*Aim*:
Return the full material exactly.

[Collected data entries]
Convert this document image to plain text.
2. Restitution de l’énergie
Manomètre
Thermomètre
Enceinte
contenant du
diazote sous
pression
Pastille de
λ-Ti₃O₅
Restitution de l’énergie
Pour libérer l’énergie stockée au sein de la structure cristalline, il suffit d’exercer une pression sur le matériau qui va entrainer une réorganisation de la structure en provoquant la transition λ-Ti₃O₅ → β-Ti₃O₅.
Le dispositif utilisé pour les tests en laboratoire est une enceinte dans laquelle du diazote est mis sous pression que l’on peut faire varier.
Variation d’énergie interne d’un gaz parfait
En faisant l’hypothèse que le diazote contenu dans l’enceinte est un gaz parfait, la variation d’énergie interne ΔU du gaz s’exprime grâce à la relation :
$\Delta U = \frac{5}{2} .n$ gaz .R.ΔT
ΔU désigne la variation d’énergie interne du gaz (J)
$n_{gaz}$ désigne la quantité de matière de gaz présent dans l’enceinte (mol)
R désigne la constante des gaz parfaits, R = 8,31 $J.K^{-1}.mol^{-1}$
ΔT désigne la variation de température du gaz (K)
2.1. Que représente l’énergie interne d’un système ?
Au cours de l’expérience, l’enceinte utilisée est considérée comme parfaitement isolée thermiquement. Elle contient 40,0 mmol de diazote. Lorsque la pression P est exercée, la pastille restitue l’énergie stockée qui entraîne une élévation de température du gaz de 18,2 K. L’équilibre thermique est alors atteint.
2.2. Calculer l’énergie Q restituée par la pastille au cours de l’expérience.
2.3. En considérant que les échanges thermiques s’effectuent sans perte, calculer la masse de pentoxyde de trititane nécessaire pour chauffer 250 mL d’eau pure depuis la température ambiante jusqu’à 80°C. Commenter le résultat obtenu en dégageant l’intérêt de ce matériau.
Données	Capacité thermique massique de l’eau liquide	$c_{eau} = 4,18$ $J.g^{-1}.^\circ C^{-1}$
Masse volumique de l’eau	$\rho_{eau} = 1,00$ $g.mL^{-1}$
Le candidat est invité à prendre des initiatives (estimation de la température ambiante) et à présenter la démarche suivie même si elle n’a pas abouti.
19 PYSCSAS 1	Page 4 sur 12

*Exercise answer*:
Convert this document image to plain text.
2. Restitution de l’énergie
Manomètre
Thermomètre
Enceinte
contenant du
diazote sous
pression
Pastille de
λ-Ti₃O₅
Restitution de l’énergie
Pour libérer l’énergie stockée au sein de la structure cristalline, il suffit d’exercer une pression sur le matériau qui va entrainer une réorganisation de la structure en provoquant la transition λ-Ti₃O₅ → β-Ti₃O₅.
Le dispositif utilisé pour les tests en laboratoire est une enceinte dans laquelle du diazote est mis sous pression que l’on peut faire varier.
Variation d’énergie interne d’un gaz parfait
En faisant l’hypothèse que le diazote contenu dans l’enceinte est un gaz parfait, la variation d’énergie interne ΔU du gaz s’exprime grâce à la relation :
$\Delta U = \frac{5}{2} .n$ gaz .R.ΔT
ΔU désigne la variation d’énergie interne du gaz (J)
$n_{gaz}$ désigne la quantité de matière de gaz présent dans l’enceinte (mol)
R désigne la constante des gaz parfaits, R = 8,31 $J.K^{-1}.mol^{-1}$
ΔT désigne la variation de température du gaz (K)
2.1. Que représente l’énergie interne d’un système ?
Au cours de l’expérience, l’enceinte utilisée est considérée comme parfaitement isolée thermiquement. Elle contient 40,0 mmol de diazote. Lorsque la pression P est exercée, la pastille restitue l’énergie stockée qui entraîne une élévation de température du gaz de 18,2 K. L’équilibre thermique est alors atteint.
2.2. Calculer l’énergie Q restituée par la pastille au cours de l’expérience.
2.3. En considérant que les échanges thermiques s’effectuent sans perte, calculer la masse de pentoxyde de trititane nécessaire pour chauffer 250 mL d’eau pure depuis la température ambiante jusqu’à 80°C. Commenter le résultat obtenu en dégageant l’intérêt de ce matériau.
Données	Capacité thermique massique de l’eau liquide	$c_{eau} = 4,18$ $J.g^{-1}.^\circ C^{-1}$
Masse volumique de l’eau	$\rho_{eau} = 1,00$ $g.mL^{-1}$
Le candidat est invité à prendre des initiatives (estimation de la température ambiante) et à présenter la démarche suivie même si elle n’a pas abouti.
19 PYSCSAS 1	Page 4 sur 12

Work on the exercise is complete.